Repeat all of the material below exactly as written, images excluded.

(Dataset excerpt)
[Start]

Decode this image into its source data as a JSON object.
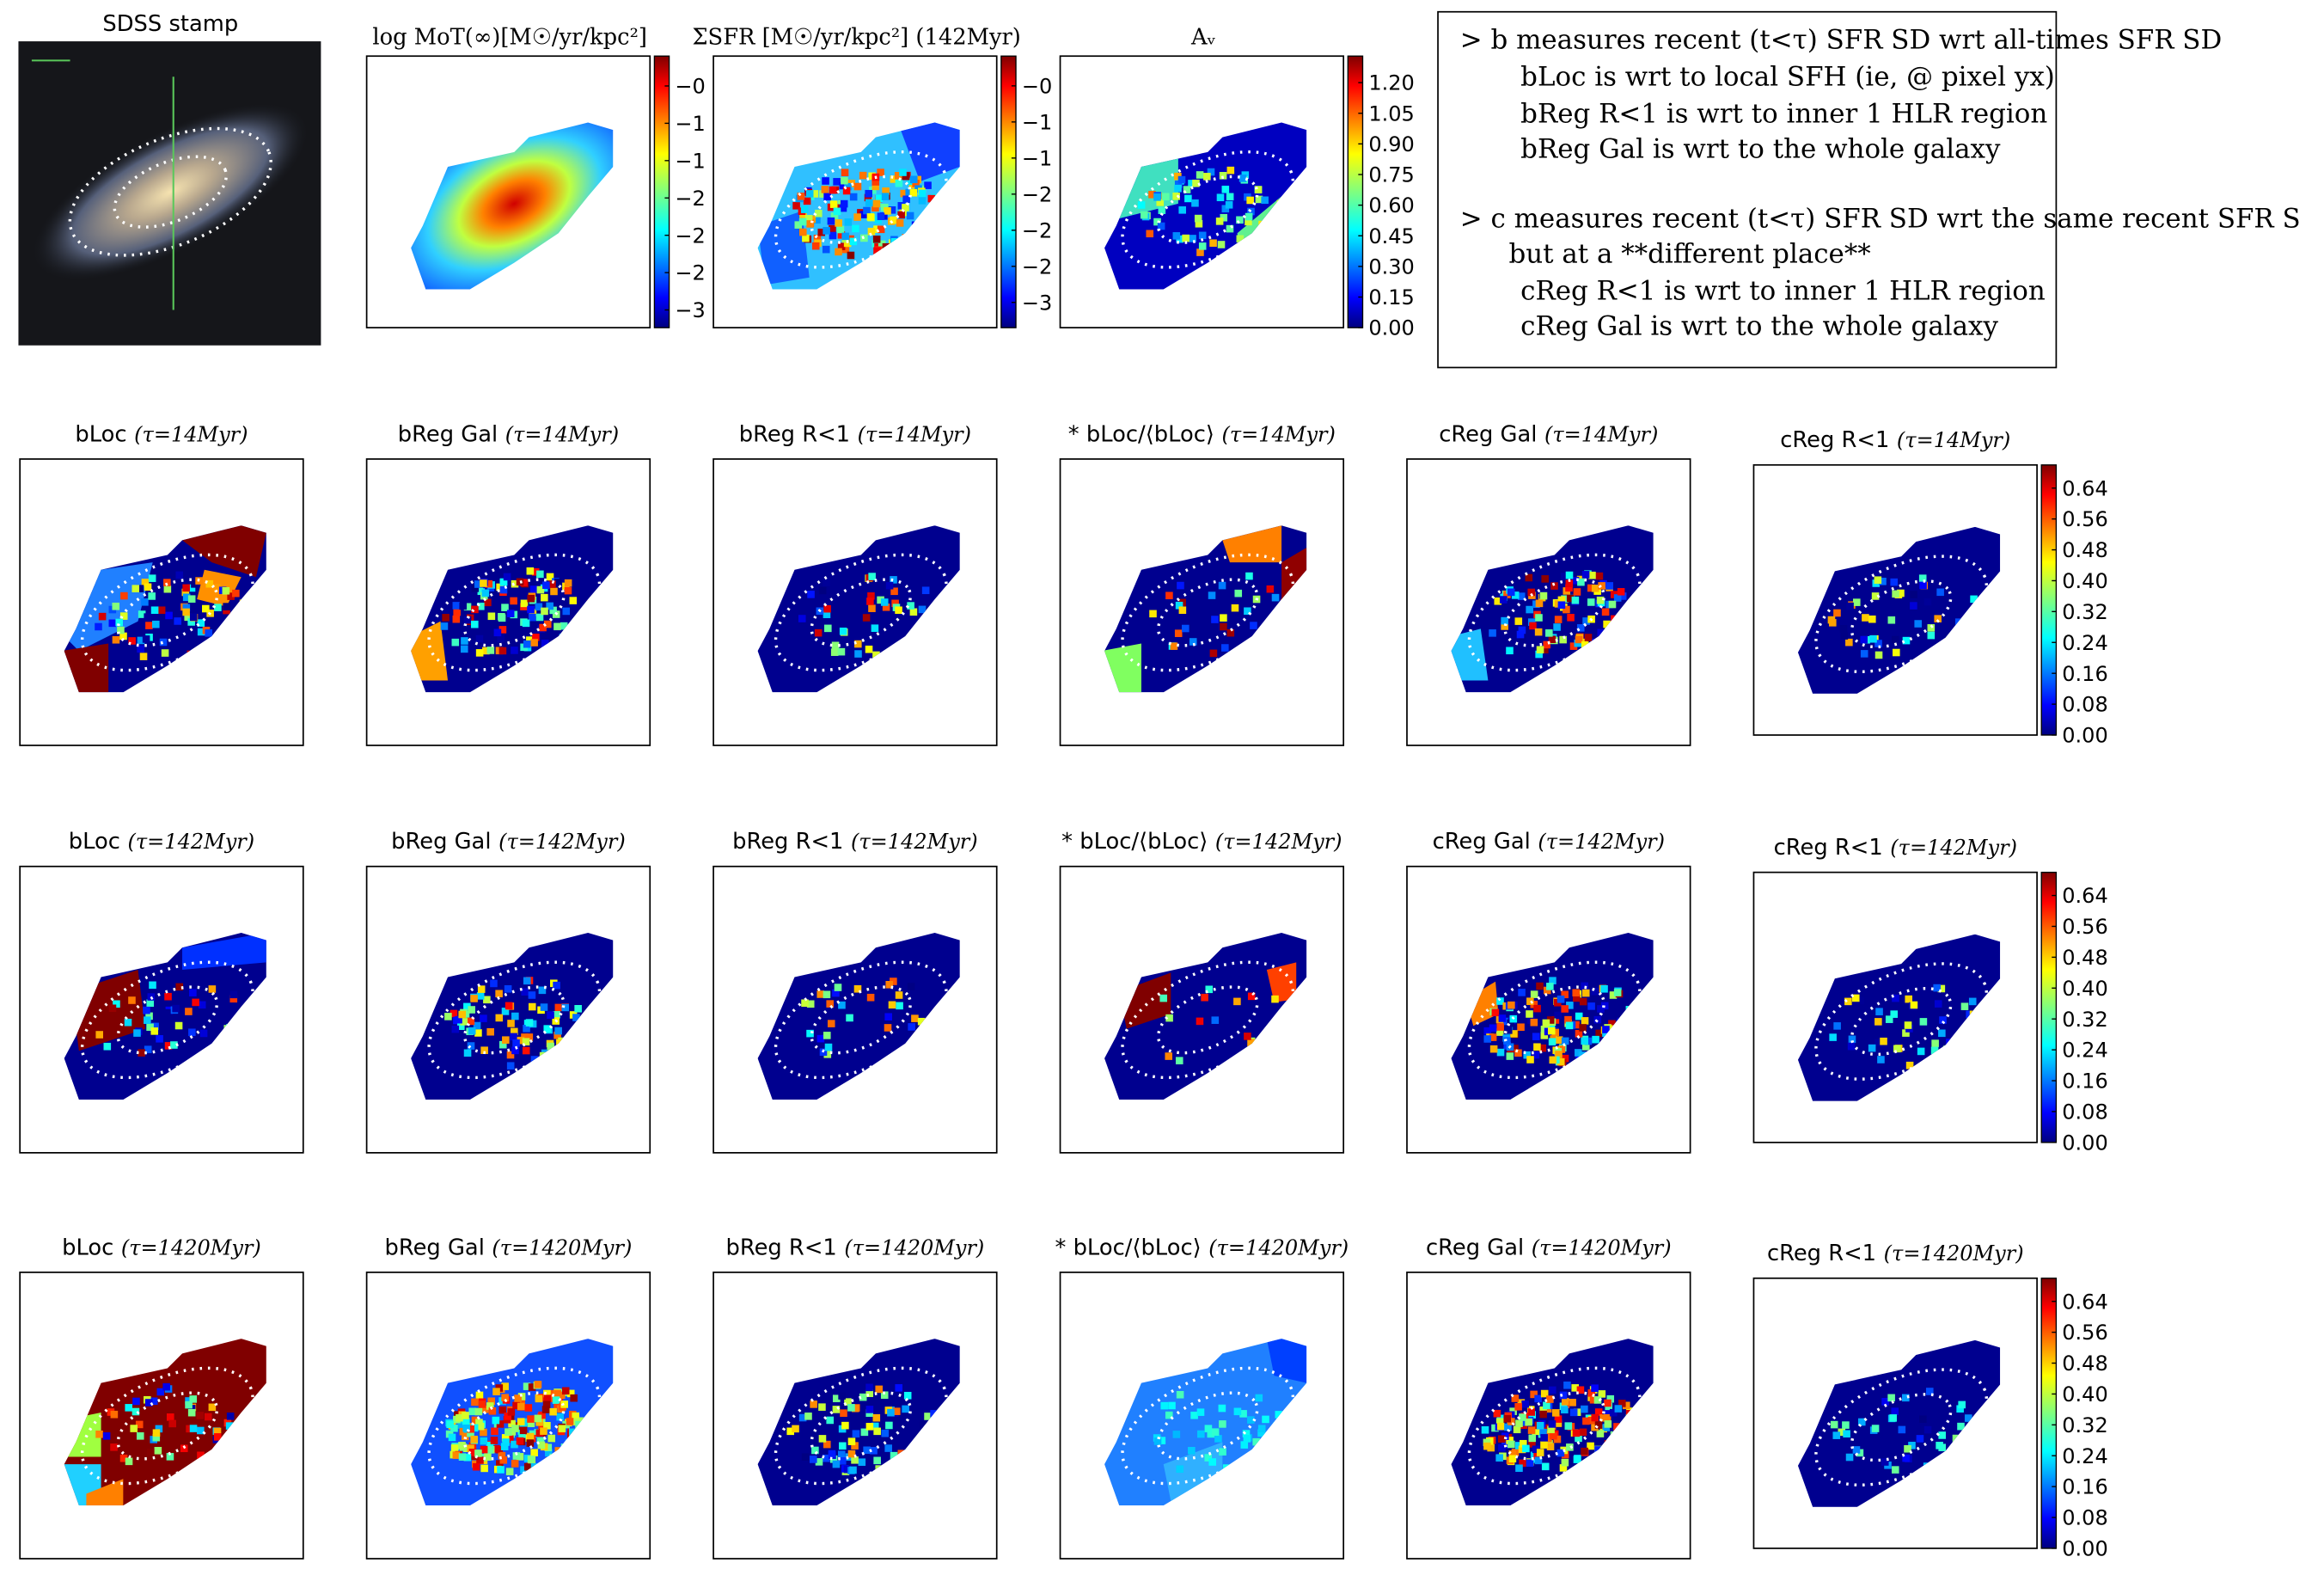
{
  "stamp": {
    "title": "SDSS stamp"
  },
  "top_panels": [
    {
      "title": "log MoT(∞)[M☉/yr/kpc²]",
      "colorbar": {
        "lim": [
          -2.99,
          -0.08
        ],
        "ticks": [
          {
            "value": -0.4,
            "label": "−0"
          },
          {
            "value": -0.8,
            "label": "−1"
          },
          {
            "value": -1.2,
            "label": "−1"
          },
          {
            "value": -1.6,
            "label": "−2"
          },
          {
            "value": -2.0,
            "label": "−2"
          },
          {
            "value": -2.4,
            "label": "−2"
          },
          {
            "value": -2.8,
            "label": "−3"
          }
        ]
      }
    },
    {
      "title": "ΣSFR [M☉/yr/kpc²] (142Myr)",
      "colorbar": {
        "lim": [
          -3.08,
          -0.07
        ],
        "ticks": [
          {
            "value": -0.4,
            "label": "−0"
          },
          {
            "value": -0.8,
            "label": "−1"
          },
          {
            "value": -1.2,
            "label": "−1"
          },
          {
            "value": -1.6,
            "label": "−2"
          },
          {
            "value": -2.0,
            "label": "−2"
          },
          {
            "value": -2.4,
            "label": "−2"
          },
          {
            "value": -2.8,
            "label": "−3"
          }
        ]
      }
    },
    {
      "title": "Aᵥ",
      "colorbar": {
        "lim": [
          0,
          1.33
        ],
        "ticks": [
          {
            "value": 1.2,
            "label": "1.20"
          },
          1.05,
          {
            "value": 0.9,
            "label": "0.90"
          },
          0.75,
          {
            "value": 0.6,
            "label": "0.60"
          },
          0.45,
          {
            "value": 0.3,
            "label": "0.30"
          },
          0.15,
          {
            "value": 0,
            "label": "0.00"
          }
        ]
      }
    }
  ],
  "textbox": {
    "lines": [
      "> b measures recent (t<τ) SFR SD wrt all-times SFR SD",
      "bLoc is wrt to local SFH (ie, @ pixel yx)",
      "bReg R<1 is wrt to inner 1 HLR region",
      "bReg Gal is wrt to the whole galaxy",
      "> c measures recent (t<τ) SFR SD wrt the same recent SFR S",
      "but at a **different place**",
      "cReg R<1 is wrt to inner 1 HLR region",
      "cReg Gal is wrt to the whole galaxy"
    ]
  },
  "rows": [
    {
      "tau": "(τ=14Myr)",
      "panels": [
        "bLoc",
        "bReg Gal",
        "bReg R<1",
        "* bLoc/⟨bLoc⟩",
        "cReg Gal",
        "cReg R<1"
      ]
    },
    {
      "tau": "(τ=142Myr)",
      "panels": [
        "bLoc",
        "bReg Gal",
        "bReg R<1",
        "* bLoc/⟨bLoc⟩",
        "cReg Gal",
        "cReg R<1"
      ]
    },
    {
      "tau": "(τ=1420Myr)",
      "panels": [
        "bLoc",
        "bReg Gal",
        "bReg R<1",
        "* bLoc/⟨bLoc⟩",
        "cReg Gal",
        "cReg R<1"
      ]
    }
  ],
  "ratio_colorbar": {
    "lim": [
      0,
      0.7
    ],
    "ticks": [
      0.64,
      0.56,
      0.48,
      {
        "value": 0.4,
        "label": "0.40"
      },
      0.32,
      0.24,
      0.16,
      0.08,
      {
        "value": 0,
        "label": "0.00"
      }
    ]
  }
}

[End]

Worked answer:
Decode this image into its source data as a JSON object.
{
  "stamp": {
    "title": "SDSS stamp"
  },
  "top_panels": [
    {
      "title": "log MoT(∞)[M☉/yr/kpc²]",
      "colorbar": {
        "lim": [
          -2.99,
          -0.08
        ],
        "ticks": [
          {
            "value": -0.4,
            "label": "−0"
          },
          {
            "value": -0.8,
            "label": "−1"
          },
          {
            "value": -1.2,
            "label": "−1"
          },
          {
            "value": -1.6,
            "label": "−2"
          },
          {
            "value": -2.0,
            "label": "−2"
          },
          {
            "value": -2.4,
            "label": "−2"
          },
          {
            "value": -2.8,
            "label": "−3"
          }
        ]
      }
    },
    {
      "title": "ΣSFR [M☉/yr/kpc²] (142Myr)",
      "colorbar": {
        "lim": [
          -3.08,
          -0.07
        ],
        "ticks": [
          {
            "value": -0.4,
            "label": "−0"
          },
          {
            "value": -0.8,
            "label": "−1"
          },
          {
            "value": -1.2,
            "label": "−1"
          },
          {
            "value": -1.6,
            "label": "−2"
          },
          {
            "value": -2.0,
            "label": "−2"
          },
          {
            "value": -2.4,
            "label": "−2"
          },
          {
            "value": -2.8,
            "label": "−3"
          }
        ]
      }
    },
    {
      "title": "Aᵥ",
      "colorbar": {
        "lim": [
          0,
          1.33
        ],
        "ticks": [
          {
            "value": 1.2,
            "label": "1.20"
          },
          1.05,
          {
            "value": 0.9,
            "label": "0.90"
          },
          0.75,
          {
            "value": 0.6,
            "label": "0.60"
          },
          0.45,
          {
            "value": 0.3,
            "label": "0.30"
          },
          0.15,
          {
            "value": 0,
            "label": "0.00"
          }
        ]
      }
    }
  ],
  "textbox": {
    "lines": [
      "> b measures recent (t<τ) SFR SD wrt all-times SFR SD",
      "bLoc is wrt to local SFH (ie, @ pixel yx)",
      "bReg R<1 is wrt to inner 1 HLR region",
      "bReg Gal is wrt to the whole galaxy",
      "> c measures recent (t<τ) SFR SD wrt the same recent SFR S",
      "but at a **different place**",
      "cReg R<1 is wrt to inner 1 HLR region",
      "cReg Gal is wrt to the whole galaxy"
    ]
  },
  "rows": [
    {
      "tau": "(τ=14Myr)",
      "panels": [
        "bLoc",
        "bReg Gal",
        "bReg R<1",
        "* bLoc/⟨bLoc⟩",
        "cReg Gal",
        "cReg R<1"
      ]
    },
    {
      "tau": "(τ=142Myr)",
      "panels": [
        "bLoc",
        "bReg Gal",
        "bReg R<1",
        "* bLoc/⟨bLoc⟩",
        "cReg Gal",
        "cReg R<1"
      ]
    },
    {
      "tau": "(τ=1420Myr)",
      "panels": [
        "bLoc",
        "bReg Gal",
        "bReg R<1",
        "* bLoc/⟨bLoc⟩",
        "cReg Gal",
        "cReg R<1"
      ]
    }
  ],
  "ratio_colorbar": {
    "lim": [
      0,
      0.7
    ],
    "ticks": [
      0.64,
      0.56,
      0.48,
      {
        "value": 0.4,
        "label": "0.40"
      },
      0.32,
      0.24,
      0.16,
      0.08,
      {
        "value": 0,
        "label": "0.00"
      }
    ]
  }
}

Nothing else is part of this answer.